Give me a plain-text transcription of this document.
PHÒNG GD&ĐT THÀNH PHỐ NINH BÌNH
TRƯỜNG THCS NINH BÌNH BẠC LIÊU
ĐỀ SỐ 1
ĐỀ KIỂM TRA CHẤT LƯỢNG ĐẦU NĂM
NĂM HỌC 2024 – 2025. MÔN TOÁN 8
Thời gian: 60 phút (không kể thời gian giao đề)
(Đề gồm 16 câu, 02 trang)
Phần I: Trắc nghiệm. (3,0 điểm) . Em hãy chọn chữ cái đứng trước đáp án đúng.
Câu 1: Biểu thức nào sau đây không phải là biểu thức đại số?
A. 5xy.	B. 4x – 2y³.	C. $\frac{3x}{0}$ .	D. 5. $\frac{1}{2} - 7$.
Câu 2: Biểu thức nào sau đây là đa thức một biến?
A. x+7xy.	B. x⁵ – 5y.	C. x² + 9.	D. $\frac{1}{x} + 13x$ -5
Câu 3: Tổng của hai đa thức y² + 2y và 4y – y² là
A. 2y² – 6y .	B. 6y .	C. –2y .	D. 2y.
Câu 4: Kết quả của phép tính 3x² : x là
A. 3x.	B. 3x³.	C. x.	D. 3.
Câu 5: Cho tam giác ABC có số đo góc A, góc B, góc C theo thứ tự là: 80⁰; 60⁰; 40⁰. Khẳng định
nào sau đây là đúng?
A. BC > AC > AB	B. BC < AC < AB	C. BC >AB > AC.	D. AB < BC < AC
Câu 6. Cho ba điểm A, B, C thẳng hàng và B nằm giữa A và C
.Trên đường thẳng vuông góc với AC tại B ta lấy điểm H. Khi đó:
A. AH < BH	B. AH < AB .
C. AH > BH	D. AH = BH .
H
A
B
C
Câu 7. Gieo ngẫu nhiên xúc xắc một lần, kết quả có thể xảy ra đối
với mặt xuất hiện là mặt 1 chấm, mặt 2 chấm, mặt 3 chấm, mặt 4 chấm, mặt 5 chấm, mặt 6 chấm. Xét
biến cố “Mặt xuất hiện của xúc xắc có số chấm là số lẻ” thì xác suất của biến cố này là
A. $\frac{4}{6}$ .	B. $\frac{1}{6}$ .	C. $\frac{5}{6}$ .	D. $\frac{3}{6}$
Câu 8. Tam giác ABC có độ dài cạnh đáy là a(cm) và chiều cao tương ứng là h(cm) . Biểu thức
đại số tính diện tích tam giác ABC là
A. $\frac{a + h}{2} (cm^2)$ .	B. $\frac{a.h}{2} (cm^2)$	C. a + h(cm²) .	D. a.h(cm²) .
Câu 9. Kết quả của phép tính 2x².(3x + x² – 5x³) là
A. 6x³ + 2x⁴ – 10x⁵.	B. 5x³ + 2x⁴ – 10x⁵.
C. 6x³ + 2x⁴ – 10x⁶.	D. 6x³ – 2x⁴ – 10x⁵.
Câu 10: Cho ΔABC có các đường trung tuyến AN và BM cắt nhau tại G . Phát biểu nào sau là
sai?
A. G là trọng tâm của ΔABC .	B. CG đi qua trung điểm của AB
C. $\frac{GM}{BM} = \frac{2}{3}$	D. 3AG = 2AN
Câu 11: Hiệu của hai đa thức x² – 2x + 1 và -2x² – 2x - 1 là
------------------------------------
Goal of the exercise:
In the listing, find every line with the word "biến" and state how many there are, nothing more.

Solution to the exercise:
2